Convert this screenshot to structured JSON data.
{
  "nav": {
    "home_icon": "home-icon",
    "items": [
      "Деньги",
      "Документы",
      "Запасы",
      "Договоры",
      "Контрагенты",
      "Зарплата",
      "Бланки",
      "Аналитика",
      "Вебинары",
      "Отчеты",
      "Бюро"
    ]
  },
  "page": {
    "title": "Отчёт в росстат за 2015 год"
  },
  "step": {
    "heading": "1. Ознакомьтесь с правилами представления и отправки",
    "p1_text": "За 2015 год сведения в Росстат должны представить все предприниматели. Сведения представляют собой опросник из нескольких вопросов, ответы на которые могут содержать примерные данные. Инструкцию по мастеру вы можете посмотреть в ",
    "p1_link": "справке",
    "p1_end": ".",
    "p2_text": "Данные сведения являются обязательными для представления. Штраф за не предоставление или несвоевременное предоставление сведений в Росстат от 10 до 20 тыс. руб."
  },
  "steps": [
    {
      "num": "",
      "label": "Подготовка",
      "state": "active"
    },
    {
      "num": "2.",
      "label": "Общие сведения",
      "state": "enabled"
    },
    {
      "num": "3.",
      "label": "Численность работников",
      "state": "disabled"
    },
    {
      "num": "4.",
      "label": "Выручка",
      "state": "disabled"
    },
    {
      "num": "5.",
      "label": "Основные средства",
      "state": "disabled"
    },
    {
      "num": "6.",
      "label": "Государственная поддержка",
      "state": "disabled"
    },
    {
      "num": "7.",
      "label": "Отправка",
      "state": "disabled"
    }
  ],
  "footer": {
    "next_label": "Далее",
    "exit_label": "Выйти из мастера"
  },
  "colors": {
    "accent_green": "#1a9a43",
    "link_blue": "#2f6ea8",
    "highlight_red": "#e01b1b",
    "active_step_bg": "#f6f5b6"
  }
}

○ ○ ○ ○ ○

_EXERCISE GOAL_
Exactly reproduce every line of the records.

_EXPECTED OUTPUT_
Convert this screenshot to structured JSON data.
{
  "nav": {
    "home_icon": "home-icon",
    "items": [
      "Деньги",
      "Документы",
      "Запасы",
      "Договоры",
      "Контрагенты",
      "Зарплата",
      "Бланки",
      "Аналитика",
      "Вебинары",
      "Отчеты",
      "Бюро"
    ]
  },
  "page": {
    "title": "Отчёт в росстат за 2015 год"
  },
  "step": {
    "heading": "1. Ознакомьтесь с правилами представления и отправки",
    "p1_text": "За 2015 год сведения в Росстат должны представить все предприниматели. Сведения представляют собой опросник из нескольких вопросов, ответы на которые могут содержать примерные данные. Инструкцию по мастеру вы можете посмотреть в ",
    "p1_link": "справке",
    "p1_end": ".",
    "p2_text": "Данные сведения являются обязательными для представления. Штраф за не предоставление или несвоевременное предоставление сведений в Росстат от 10 до 20 тыс. руб."
  },
  "steps": [
    {
      "num": "",
      "label": "Подготовка",
      "state": "active"
    },
    {
      "num": "2.",
      "label": "Общие сведения",
      "state": "enabled"
    },
    {
      "num": "3.",
      "label": "Численность работников",
      "state": "disabled"
    },
    {
      "num": "4.",
      "label": "Выручка",
      "state": "disabled"
    },
    {
      "num": "5.",
      "label": "Основные средства",
      "state": "disabled"
    },
    {
      "num": "6.",
      "label": "Государственная поддержка",
      "state": "disabled"
    },
    {
      "num": "7.",
      "label": "Отправка",
      "state": "disabled"
    }
  ],
  "footer": {
    "next_label": "Далее",
    "exit_label": "Выйти из мастера"
  },
  "colors": {
    "accent_green": "#1a9a43",
    "link_blue": "#2f6ea8",
    "highlight_red": "#e01b1b",
    "active_step_bg": "#f6f5b6"
  }
}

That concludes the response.